— DATA IN THIS EXERCISE —

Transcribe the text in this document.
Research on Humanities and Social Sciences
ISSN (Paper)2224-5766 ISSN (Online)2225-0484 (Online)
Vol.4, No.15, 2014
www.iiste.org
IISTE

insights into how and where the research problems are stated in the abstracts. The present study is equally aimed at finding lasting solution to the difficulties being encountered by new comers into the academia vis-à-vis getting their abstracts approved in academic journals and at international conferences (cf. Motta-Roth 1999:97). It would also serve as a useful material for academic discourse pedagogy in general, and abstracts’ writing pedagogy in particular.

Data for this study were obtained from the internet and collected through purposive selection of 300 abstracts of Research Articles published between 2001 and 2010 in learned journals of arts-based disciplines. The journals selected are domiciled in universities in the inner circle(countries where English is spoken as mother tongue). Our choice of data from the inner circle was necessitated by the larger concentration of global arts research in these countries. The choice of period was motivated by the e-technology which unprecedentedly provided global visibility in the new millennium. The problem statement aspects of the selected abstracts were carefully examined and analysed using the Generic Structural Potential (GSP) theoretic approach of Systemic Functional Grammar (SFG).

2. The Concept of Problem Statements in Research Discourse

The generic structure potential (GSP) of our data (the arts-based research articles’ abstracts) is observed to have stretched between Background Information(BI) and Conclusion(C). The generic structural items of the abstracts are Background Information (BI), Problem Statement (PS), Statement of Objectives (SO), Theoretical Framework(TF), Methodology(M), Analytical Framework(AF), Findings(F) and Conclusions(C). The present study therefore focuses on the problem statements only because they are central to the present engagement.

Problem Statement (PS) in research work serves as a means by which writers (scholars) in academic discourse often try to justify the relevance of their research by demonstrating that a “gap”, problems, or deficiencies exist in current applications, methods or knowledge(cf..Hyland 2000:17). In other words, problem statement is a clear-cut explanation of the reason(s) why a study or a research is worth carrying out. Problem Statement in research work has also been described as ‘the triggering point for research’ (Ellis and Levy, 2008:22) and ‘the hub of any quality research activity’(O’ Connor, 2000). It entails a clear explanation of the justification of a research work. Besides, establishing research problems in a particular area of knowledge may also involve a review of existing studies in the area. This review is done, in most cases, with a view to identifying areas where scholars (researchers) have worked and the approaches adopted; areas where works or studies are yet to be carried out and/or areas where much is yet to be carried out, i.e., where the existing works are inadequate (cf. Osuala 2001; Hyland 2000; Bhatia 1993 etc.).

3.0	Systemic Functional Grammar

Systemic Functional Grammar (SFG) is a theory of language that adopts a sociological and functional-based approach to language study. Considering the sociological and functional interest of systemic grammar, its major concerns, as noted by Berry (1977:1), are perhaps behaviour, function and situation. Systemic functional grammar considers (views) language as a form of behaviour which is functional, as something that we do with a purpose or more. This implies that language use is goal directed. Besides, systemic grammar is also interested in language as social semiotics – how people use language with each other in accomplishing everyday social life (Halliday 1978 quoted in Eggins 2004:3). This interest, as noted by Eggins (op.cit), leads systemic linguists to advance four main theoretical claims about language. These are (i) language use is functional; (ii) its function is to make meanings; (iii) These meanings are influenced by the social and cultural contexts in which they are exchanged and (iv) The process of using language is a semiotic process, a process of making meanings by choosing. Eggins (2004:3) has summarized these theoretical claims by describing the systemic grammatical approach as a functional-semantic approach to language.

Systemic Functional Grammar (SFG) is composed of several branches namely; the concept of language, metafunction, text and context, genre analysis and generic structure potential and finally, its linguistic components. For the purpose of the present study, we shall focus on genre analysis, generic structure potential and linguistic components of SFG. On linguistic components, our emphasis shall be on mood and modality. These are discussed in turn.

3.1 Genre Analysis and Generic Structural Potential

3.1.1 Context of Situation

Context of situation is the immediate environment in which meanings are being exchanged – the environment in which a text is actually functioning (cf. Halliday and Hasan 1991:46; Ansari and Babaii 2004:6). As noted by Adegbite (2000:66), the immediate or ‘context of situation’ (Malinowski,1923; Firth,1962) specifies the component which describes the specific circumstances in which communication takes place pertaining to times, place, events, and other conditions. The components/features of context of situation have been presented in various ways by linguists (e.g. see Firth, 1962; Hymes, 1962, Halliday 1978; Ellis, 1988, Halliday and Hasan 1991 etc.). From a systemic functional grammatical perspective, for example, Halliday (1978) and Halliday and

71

— EXERCISE GOAL —
Retype all the material above precisely, with no line left out.

— FINISHED ANSWER —
Transcribe the text in this document.
Research on Humanities and Social Sciences
ISSN (Paper)2224-5766 ISSN (Online)2225-0484 (Online)
Vol.4, No.15, 2014
www.iiste.org
IISTE

insights into how and where the research problems are stated in the abstracts. The present study is equally aimed at finding lasting solution to the difficulties being encountered by new comers into the academia vis-à-vis getting their abstracts approved in academic journals and at international conferences (cf. Motta-Roth 1999:97). It would also serve as a useful material for academic discourse pedagogy in general, and abstracts’ writing pedagogy in particular.

Data for this study were obtained from the internet and collected through purposive selection of 300 abstracts of Research Articles published between 2001 and 2010 in learned journals of arts-based disciplines. The journals selected are domiciled in universities in the inner circle(countries where English is spoken as mother tongue). Our choice of data from the inner circle was necessitated by the larger concentration of global arts research in these countries. The choice of period was motivated by the e-technology which unprecedentedly provided global visibility in the new millennium. The problem statement aspects of the selected abstracts were carefully examined and analysed using the Generic Structural Potential (GSP) theoretic approach of Systemic Functional Grammar (SFG).

2. The Concept of Problem Statements in Research Discourse

The generic structure potential (GSP) of our data (the arts-based research articles’ abstracts) is observed to have stretched between Background Information(BI) and Conclusion(C). The generic structural items of the abstracts are Background Information (BI), Problem Statement (PS), Statement of Objectives (SO), Theoretical Framework(TF), Methodology(M), Analytical Framework(AF), Findings(F) and Conclusions(C). The present study therefore focuses on the problem statements only because they are central to the present engagement.

Problem Statement (PS) in research work serves as a means by which writers (scholars) in academic discourse often try to justify the relevance of their research by demonstrating that a “gap”, problems, or deficiencies exist in current applications, methods or knowledge(cf..Hyland 2000:17). In other words, problem statement is a clear-cut explanation of the reason(s) why a study or a research is worth carrying out. Problem Statement in research work has also been described as ‘the triggering point for research’ (Ellis and Levy, 2008:22) and ‘the hub of any quality research activity’(O’ Connor, 2000). It entails a clear explanation of the justification of a research work. Besides, establishing research problems in a particular area of knowledge may also involve a review of existing studies in the area. This review is done, in most cases, with a view to identifying areas where scholars (researchers) have worked and the approaches adopted; areas where works or studies are yet to be carried out and/or areas where much is yet to be carried out, i.e., where the existing works are inadequate (cf. Osuala 2001; Hyland 2000; Bhatia 1993 etc.).

3.0	Systemic Functional Grammar

Systemic Functional Grammar (SFG) is a theory of language that adopts a sociological and functional-based approach to language study. Considering the sociological and functional interest of systemic grammar, its major concerns, as noted by Berry (1977:1), are perhaps behaviour, function and situation. Systemic functional grammar considers (views) language as a form of behaviour which is functional, as something that we do with a purpose or more. This implies that language use is goal directed. Besides, systemic grammar is also interested in language as social semiotics – how people use language with each other in accomplishing everyday social life (Halliday 1978 quoted in Eggins 2004:3). This interest, as noted by Eggins (op.cit), leads systemic linguists to advance four main theoretical claims about language. These are (i) language use is functional; (ii) its function is to make meanings; (iii) These meanings are influenced by the social and cultural contexts in which they are exchanged and (iv) The process of using language is a semiotic process, a process of making meanings by choosing. Eggins (2004:3) has summarized these theoretical claims by describing the systemic grammatical approach as a functional-semantic approach to language.

Systemic Functional Grammar (SFG) is composed of several branches namely; the concept of language, metafunction, text and context, genre analysis and generic structure potential and finally, its linguistic components. For the purpose of the present study, we shall focus on genre analysis, generic structure potential and linguistic components of SFG. On linguistic components, our emphasis shall be on mood and modality. These are discussed in turn.

3.1 Genre Analysis and Generic Structural Potential

3.1.1 Context of Situation

Context of situation is the immediate environment in which meanings are being exchanged – the environment in which a text is actually functioning (cf. Halliday and Hasan 1991:46; Ansari and Babaii 2004:6). As noted by Adegbite (2000:66), the immediate or ‘context of situation’ (Malinowski,1923; Firth,1962) specifies the component which describes the specific circumstances in which communication takes place pertaining to times, place, events, and other conditions. The components/features of context of situation have been presented in various ways by linguists (e.g. see Firth, 1962; Hymes, 1962, Halliday 1978; Ellis, 1988, Halliday and Hasan 1991 etc.). From a systemic functional grammatical perspective, for example, Halliday (1978) and Halliday and

71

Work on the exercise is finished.